%%

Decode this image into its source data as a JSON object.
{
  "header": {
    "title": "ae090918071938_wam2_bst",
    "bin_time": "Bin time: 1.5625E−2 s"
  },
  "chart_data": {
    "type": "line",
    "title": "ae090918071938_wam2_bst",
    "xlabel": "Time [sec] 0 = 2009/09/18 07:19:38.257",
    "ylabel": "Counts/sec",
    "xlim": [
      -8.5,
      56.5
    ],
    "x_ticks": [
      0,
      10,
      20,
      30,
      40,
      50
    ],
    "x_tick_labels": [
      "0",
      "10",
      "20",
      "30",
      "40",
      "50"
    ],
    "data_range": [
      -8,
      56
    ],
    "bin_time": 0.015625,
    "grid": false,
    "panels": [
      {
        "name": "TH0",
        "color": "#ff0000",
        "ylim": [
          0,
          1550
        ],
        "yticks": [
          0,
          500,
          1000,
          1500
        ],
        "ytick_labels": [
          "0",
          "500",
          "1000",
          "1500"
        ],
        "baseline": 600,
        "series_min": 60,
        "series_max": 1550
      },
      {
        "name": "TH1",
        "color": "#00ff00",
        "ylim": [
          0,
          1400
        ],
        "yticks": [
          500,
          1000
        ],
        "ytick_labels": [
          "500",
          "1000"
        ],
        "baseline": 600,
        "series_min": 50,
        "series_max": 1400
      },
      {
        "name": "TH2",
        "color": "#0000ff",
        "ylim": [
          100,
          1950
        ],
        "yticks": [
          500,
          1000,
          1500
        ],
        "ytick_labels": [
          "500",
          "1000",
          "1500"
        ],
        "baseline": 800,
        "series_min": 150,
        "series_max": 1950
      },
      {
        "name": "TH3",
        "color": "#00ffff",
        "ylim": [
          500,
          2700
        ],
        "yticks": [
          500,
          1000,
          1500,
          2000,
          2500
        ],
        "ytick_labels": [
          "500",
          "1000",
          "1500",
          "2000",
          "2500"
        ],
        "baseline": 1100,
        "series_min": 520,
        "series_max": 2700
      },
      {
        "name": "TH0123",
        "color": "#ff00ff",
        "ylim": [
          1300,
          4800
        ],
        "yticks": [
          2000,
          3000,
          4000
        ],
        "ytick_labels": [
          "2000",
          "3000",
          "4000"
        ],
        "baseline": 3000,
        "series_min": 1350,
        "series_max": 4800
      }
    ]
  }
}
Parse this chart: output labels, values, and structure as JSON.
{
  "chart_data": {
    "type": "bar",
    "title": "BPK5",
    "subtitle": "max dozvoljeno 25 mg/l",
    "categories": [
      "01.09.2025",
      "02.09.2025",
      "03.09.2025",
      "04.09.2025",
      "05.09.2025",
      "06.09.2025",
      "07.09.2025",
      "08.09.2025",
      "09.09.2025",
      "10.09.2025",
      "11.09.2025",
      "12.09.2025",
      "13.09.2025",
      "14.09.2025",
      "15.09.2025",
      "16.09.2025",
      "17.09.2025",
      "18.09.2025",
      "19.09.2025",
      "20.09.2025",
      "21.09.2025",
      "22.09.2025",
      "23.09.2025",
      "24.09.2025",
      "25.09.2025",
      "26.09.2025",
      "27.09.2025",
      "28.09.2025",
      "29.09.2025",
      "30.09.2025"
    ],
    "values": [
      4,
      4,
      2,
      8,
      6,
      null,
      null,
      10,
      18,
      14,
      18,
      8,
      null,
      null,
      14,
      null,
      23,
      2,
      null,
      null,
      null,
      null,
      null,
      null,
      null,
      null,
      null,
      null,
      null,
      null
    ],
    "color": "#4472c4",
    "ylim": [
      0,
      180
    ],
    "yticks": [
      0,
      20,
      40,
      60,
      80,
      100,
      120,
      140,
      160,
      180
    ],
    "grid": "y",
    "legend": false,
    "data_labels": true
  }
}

%%

Stated problem: Extract the complete data, matching each line exactly.

Response below:
Decode this image into its source data as a JSON object.
{
  "header": {
    "title": "ae090918071938_wam2_bst",
    "bin_time": "Bin time: 1.5625E−2 s"
  },
  "chart_data": {
    "type": "line",
    "title": "ae090918071938_wam2_bst",
    "xlabel": "Time [sec] 0 = 2009/09/18 07:19:38.257",
    "ylabel": "Counts/sec",
    "xlim": [
      -8.5,
      56.5
    ],
    "x_ticks": [
      0,
      10,
      20,
      30,
      40,
      50
    ],
    "x_tick_labels": [
      "0",
      "10",
      "20",
      "30",
      "40",
      "50"
    ],
    "data_range": [
      -8,
      56
    ],
    "bin_time": 0.015625,
    "grid": false,
    "panels": [
      {
        "name": "TH0",
        "color": "#ff0000",
        "ylim": [
          0,
          1550
        ],
        "yticks": [
          0,
          500,
          1000,
          1500
        ],
        "ytick_labels": [
          "0",
          "500",
          "1000",
          "1500"
        ],
        "baseline": 600,
        "series_min": 60,
        "series_max": 1550
      },
      {
        "name": "TH1",
        "color": "#00ff00",
        "ylim": [
          0,
          1400
        ],
        "yticks": [
          500,
          1000
        ],
        "ytick_labels": [
          "500",
          "1000"
        ],
        "baseline": 600,
        "series_min": 50,
        "series_max": 1400
      },
      {
        "name": "TH2",
        "color": "#0000ff",
        "ylim": [
          100,
          1950
        ],
        "yticks": [
          500,
          1000,
          1500
        ],
        "ytick_labels": [
          "500",
          "1000",
          "1500"
        ],
        "baseline": 800,
        "series_min": 150,
        "series_max": 1950
      },
      {
        "name": "TH3",
        "color": "#00ffff",
        "ylim": [
          500,
          2700
        ],
        "yticks": [
          500,
          1000,
          1500,
          2000,
          2500
        ],
        "ytick_labels": [
          "500",
          "1000",
          "1500",
          "2000",
          "2500"
        ],
        "baseline": 1100,
        "series_min": 520,
        "series_max": 2700
      },
      {
        "name": "TH0123",
        "color": "#ff00ff",
        "ylim": [
          1300,
          4800
        ],
        "yticks": [
          2000,
          3000,
          4000
        ],
        "ytick_labels": [
          "2000",
          "3000",
          "4000"
        ],
        "baseline": 3000,
        "series_min": 1350,
        "series_max": 4800
      }
    ]
  }
}
Parse this chart: output labels, values, and structure as JSON.
{
  "chart_data": {
    "type": "bar",
    "title": "BPK5",
    "subtitle": "max dozvoljeno 25 mg/l",
    "categories": [
      "01.09.2025",
      "02.09.2025",
      "03.09.2025",
      "04.09.2025",
      "05.09.2025",
      "06.09.2025",
      "07.09.2025",
      "08.09.2025",
      "09.09.2025",
      "10.09.2025",
      "11.09.2025",
      "12.09.2025",
      "13.09.2025",
      "14.09.2025",
      "15.09.2025",
      "16.09.2025",
      "17.09.2025",
      "18.09.2025",
      "19.09.2025",
      "20.09.2025",
      "21.09.2025",
      "22.09.2025",
      "23.09.2025",
      "24.09.2025",
      "25.09.2025",
      "26.09.2025",
      "27.09.2025",
      "28.09.2025",
      "29.09.2025",
      "30.09.2025"
    ],
    "values": [
      4,
      4,
      2,
      8,
      6,
      null,
      null,
      10,
      18,
      14,
      18,
      8,
      null,
      null,
      14,
      null,
      23,
      2,
      null,
      null,
      null,
      null,
      null,
      null,
      null,
      null,
      null,
      null,
      null,
      null
    ],
    "color": "#4472c4",
    "ylim": [
      0,
      180
    ],
    "yticks": [
      0,
      20,
      40,
      60,
      80,
      100,
      120,
      140,
      160,
      180
    ],
    "grid": "y",
    "legend": false,
    "data_labels": true
  }
}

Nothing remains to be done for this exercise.